* [Brief]:
Please reproduce the entries verbatim, beginning with the first line and stopping after the line that contains "table-cell: USA — [221, 1087, 252, 1095]".

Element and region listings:
------------------------------

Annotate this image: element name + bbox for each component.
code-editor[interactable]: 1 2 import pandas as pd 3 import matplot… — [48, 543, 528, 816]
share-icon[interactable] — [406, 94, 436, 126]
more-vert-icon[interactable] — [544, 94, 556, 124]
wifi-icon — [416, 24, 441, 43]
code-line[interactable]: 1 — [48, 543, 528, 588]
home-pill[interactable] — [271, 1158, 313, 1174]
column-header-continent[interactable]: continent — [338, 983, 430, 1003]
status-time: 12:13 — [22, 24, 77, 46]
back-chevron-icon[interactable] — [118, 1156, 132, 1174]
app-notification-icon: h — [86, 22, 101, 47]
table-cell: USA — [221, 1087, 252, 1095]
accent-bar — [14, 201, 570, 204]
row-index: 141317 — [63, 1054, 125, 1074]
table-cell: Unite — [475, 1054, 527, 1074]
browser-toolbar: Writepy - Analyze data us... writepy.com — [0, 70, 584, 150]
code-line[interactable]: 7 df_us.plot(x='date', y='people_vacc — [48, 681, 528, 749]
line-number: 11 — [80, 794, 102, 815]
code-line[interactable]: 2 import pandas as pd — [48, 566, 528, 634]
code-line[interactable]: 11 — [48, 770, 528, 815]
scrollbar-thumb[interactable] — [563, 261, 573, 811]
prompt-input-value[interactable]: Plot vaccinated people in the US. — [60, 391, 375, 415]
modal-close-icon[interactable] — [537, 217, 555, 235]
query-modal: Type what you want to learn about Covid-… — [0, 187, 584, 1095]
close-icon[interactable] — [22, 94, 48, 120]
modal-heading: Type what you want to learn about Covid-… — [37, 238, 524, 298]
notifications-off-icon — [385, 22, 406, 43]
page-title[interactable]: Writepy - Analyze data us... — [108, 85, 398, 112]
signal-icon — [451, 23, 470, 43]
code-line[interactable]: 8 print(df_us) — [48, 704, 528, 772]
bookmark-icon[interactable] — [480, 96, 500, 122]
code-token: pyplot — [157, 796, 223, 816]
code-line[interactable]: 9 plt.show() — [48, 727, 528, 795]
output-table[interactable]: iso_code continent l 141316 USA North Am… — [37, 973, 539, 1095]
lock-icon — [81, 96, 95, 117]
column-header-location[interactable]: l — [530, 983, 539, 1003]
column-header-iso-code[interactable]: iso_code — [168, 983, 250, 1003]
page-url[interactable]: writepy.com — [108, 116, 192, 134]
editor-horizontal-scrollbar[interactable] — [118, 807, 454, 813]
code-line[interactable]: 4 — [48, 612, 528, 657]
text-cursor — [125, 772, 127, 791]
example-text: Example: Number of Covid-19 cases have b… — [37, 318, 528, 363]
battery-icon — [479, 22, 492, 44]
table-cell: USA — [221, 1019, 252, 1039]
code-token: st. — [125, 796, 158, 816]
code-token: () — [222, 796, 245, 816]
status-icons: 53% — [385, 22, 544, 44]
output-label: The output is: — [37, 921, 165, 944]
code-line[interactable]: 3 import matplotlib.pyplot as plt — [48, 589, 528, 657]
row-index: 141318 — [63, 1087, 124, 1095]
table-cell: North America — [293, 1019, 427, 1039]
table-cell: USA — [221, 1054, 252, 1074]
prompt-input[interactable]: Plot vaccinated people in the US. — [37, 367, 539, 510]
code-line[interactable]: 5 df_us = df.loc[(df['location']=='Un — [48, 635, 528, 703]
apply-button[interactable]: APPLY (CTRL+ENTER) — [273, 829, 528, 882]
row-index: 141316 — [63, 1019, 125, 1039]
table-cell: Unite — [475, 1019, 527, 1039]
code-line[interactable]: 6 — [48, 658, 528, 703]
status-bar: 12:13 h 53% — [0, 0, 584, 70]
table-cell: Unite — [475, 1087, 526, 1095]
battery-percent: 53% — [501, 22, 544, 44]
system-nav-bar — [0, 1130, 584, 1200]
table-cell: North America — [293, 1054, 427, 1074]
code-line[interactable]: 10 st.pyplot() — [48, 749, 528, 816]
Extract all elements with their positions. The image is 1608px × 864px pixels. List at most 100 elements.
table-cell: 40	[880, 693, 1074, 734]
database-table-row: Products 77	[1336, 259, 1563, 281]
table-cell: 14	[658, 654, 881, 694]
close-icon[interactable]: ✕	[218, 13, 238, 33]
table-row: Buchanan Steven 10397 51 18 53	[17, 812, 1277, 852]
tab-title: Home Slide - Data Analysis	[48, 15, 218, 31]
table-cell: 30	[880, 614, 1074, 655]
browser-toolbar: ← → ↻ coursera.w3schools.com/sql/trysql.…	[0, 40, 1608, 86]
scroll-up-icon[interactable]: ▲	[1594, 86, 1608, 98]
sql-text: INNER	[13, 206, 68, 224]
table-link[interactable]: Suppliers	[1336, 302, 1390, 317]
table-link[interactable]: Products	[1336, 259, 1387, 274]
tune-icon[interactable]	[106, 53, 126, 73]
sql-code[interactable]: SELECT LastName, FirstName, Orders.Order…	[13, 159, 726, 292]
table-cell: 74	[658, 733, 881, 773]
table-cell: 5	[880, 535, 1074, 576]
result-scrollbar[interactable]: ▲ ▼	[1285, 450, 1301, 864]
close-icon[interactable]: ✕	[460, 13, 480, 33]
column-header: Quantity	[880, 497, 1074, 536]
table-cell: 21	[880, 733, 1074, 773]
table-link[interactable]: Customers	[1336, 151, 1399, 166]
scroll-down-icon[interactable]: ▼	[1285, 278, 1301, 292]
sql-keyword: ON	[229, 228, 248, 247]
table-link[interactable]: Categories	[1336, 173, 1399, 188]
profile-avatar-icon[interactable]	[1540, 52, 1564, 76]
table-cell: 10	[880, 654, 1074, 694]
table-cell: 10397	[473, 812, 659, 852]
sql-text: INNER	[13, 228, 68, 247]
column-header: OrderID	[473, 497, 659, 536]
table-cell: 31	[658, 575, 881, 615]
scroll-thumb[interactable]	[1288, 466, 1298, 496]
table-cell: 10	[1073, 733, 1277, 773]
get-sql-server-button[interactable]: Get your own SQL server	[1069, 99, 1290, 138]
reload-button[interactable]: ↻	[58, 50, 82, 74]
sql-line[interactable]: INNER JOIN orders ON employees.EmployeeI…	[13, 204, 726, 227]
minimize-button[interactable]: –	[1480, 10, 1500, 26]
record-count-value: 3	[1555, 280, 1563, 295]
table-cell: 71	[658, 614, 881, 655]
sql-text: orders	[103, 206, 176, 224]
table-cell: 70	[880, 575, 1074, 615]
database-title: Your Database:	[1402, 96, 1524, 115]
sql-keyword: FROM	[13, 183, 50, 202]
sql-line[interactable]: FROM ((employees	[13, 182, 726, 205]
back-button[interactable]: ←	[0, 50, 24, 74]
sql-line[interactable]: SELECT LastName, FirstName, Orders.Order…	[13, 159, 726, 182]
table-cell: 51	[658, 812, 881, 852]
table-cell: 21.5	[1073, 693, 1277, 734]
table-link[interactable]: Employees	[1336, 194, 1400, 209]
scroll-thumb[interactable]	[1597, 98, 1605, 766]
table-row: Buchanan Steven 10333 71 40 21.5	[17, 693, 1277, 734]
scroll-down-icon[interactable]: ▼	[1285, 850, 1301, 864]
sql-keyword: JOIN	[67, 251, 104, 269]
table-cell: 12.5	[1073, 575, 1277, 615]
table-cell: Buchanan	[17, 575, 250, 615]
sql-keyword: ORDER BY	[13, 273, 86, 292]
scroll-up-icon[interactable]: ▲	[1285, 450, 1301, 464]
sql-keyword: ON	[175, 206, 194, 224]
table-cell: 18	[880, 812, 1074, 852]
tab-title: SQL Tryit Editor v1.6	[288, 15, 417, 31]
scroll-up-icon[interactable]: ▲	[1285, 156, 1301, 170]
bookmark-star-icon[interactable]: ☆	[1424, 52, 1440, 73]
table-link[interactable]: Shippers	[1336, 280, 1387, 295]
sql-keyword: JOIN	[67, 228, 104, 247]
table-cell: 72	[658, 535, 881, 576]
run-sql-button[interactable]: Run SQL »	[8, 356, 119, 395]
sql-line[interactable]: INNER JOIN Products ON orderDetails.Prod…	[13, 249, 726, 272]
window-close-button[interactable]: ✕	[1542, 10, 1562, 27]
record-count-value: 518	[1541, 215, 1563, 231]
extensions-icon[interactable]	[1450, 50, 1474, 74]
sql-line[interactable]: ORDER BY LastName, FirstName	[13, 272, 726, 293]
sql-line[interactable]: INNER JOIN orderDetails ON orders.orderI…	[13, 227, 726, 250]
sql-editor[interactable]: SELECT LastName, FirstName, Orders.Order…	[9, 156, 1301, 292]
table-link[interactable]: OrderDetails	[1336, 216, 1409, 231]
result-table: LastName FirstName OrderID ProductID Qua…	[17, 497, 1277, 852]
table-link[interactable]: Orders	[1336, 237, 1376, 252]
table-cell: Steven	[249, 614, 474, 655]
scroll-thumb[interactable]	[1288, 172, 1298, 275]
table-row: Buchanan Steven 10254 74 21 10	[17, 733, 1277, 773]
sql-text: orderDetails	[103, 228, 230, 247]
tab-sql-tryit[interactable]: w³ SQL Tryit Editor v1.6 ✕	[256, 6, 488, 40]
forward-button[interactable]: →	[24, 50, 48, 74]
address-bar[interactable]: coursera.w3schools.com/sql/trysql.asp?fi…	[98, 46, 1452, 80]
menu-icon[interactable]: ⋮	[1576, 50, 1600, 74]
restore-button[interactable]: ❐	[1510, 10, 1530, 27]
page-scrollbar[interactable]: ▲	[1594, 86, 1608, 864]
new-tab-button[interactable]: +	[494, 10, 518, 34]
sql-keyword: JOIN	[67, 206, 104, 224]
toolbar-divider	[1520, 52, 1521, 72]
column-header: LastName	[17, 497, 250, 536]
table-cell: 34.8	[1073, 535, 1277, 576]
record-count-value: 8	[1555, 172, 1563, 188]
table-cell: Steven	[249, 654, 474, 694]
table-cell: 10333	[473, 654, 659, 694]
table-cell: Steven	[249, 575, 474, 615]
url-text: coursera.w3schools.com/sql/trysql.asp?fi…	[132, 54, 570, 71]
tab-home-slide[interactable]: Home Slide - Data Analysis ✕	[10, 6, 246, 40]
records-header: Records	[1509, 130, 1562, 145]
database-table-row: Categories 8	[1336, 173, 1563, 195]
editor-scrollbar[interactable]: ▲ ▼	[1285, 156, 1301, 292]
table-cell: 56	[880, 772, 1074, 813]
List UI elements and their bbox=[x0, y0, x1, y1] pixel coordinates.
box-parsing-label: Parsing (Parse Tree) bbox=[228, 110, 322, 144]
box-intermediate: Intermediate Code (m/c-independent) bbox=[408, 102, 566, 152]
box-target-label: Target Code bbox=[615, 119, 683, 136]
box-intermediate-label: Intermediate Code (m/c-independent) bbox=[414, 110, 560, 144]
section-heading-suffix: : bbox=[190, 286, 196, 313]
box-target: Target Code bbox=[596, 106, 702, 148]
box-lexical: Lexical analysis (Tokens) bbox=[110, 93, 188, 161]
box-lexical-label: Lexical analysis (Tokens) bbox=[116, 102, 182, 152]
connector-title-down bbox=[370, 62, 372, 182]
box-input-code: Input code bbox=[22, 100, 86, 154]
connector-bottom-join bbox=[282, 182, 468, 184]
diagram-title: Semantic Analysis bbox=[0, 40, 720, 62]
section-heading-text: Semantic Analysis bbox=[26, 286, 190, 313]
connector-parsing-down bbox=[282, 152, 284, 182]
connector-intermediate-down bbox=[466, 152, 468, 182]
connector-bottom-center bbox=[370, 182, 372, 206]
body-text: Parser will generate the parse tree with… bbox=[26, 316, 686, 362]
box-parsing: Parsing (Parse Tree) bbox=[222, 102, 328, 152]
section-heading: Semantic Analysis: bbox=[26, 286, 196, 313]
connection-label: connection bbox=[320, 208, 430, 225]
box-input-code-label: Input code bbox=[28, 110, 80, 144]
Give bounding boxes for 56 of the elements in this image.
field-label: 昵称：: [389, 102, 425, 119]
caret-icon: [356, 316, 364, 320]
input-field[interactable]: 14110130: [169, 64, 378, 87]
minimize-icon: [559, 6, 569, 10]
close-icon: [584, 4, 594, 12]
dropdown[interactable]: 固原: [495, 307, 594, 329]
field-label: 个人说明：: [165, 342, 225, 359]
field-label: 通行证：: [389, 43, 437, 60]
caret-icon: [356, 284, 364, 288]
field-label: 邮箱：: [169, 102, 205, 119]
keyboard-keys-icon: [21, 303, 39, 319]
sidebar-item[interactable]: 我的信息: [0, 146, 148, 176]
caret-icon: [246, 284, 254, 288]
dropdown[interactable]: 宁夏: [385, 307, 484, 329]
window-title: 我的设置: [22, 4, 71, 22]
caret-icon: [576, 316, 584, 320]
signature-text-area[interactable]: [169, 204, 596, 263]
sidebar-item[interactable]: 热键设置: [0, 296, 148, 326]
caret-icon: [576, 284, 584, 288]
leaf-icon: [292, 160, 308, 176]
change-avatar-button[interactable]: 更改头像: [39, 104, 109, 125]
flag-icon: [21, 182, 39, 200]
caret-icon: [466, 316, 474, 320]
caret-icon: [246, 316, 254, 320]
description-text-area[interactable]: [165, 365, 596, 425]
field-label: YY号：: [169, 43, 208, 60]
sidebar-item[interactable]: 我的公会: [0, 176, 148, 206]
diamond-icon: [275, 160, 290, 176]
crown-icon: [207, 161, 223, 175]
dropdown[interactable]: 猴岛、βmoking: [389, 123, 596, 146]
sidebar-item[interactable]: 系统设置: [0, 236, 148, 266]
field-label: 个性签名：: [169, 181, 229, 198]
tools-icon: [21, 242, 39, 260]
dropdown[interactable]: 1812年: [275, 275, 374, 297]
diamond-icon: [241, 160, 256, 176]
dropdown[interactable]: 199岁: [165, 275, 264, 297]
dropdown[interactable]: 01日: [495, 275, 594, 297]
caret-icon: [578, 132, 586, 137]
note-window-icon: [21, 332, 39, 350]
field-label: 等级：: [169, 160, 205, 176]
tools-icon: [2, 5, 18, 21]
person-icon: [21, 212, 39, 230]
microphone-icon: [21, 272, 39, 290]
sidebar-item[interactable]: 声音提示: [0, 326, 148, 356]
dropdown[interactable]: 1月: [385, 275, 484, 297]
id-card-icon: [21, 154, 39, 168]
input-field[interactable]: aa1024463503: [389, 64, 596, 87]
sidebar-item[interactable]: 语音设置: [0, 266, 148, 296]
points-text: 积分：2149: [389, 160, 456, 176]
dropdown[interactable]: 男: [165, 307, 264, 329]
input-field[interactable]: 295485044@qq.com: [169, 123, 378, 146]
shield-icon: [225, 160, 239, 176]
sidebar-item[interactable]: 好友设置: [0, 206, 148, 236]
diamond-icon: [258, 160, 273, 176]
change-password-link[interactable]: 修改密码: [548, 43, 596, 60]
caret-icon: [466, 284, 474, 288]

------------------------------

* [Response]:
Annotate this image: element name + bbox for each component.
code-editor[interactable]: 1 2 import pandas as pd 3 import matplot… — [48, 543, 528, 816]
share-icon[interactable] — [406, 94, 436, 126]
more-vert-icon[interactable] — [544, 94, 556, 124]
wifi-icon — [416, 24, 441, 43]
code-line[interactable]: 1 — [48, 543, 528, 588]
home-pill[interactable] — [271, 1158, 313, 1174]
column-header-continent[interactable]: continent — [338, 983, 430, 1003]
status-time: 12:13 — [22, 24, 77, 46]
back-chevron-icon[interactable] — [118, 1156, 132, 1174]
app-notification-icon: h — [86, 22, 101, 47]
table-cell: USA — [221, 1087, 252, 1095]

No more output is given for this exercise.